- **Task goal**
Your task is to copy each line that has the word "save".

- **The input**
========================================

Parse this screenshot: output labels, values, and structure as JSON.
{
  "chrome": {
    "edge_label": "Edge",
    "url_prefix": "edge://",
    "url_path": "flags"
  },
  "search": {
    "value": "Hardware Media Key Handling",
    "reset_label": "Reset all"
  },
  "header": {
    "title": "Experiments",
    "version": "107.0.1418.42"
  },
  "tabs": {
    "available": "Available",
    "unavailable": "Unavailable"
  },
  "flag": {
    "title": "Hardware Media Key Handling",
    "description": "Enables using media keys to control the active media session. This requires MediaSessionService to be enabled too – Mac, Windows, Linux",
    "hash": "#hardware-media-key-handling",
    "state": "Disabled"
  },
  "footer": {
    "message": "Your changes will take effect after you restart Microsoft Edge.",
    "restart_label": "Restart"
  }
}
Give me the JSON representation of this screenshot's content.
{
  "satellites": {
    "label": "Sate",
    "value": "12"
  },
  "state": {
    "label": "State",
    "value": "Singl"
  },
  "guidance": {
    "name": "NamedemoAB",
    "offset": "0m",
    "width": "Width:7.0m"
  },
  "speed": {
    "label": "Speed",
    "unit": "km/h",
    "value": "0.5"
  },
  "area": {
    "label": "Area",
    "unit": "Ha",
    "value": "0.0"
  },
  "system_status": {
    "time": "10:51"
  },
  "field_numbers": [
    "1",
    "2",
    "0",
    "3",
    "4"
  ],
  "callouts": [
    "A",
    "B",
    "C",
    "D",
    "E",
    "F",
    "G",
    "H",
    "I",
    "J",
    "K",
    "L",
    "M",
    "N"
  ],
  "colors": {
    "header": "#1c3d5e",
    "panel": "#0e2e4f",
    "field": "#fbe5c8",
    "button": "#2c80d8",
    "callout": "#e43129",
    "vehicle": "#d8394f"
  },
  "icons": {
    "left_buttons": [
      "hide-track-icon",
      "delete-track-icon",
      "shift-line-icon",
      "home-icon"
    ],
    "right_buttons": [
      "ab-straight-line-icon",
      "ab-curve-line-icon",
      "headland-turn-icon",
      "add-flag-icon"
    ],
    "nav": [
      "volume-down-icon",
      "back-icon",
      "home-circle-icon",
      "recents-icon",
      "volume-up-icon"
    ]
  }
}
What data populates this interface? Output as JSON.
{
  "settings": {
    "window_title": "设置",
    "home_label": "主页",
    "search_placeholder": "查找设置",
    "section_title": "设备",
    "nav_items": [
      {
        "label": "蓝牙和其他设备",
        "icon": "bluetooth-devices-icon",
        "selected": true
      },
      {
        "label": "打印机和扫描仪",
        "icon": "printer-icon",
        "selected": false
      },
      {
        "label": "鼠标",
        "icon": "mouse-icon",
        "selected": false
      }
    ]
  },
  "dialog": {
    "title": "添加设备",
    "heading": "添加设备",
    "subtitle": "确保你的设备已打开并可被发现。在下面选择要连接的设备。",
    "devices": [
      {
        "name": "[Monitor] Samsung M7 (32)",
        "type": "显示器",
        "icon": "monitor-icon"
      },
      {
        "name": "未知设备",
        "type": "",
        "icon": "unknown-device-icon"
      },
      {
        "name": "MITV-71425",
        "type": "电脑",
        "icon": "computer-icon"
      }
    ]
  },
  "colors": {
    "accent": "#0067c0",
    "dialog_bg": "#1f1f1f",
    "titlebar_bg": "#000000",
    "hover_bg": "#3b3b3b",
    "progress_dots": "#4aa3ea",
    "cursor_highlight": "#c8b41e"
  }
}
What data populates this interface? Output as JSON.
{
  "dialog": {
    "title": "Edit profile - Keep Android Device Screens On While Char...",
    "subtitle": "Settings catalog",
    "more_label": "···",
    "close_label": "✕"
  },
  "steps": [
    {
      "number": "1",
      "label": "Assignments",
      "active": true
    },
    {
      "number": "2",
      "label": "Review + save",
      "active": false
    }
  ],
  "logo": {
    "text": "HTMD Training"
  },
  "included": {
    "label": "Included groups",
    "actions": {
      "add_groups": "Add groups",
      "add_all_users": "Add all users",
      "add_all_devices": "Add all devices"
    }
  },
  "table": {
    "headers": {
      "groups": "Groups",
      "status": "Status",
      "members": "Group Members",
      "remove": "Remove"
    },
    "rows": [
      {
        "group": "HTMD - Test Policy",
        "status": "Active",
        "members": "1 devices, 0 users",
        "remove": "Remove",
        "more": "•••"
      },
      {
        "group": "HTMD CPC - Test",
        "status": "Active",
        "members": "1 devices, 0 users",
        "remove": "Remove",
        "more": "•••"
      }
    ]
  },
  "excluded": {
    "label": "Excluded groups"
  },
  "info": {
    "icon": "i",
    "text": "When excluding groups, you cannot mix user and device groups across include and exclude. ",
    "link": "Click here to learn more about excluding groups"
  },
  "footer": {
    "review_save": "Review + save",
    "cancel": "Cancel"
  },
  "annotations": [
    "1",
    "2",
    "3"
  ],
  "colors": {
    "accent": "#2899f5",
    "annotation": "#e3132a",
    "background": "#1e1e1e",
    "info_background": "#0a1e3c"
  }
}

========================================

- **Solution for this problem**
      "label": "Review + save",
    "review_save": "Review + save",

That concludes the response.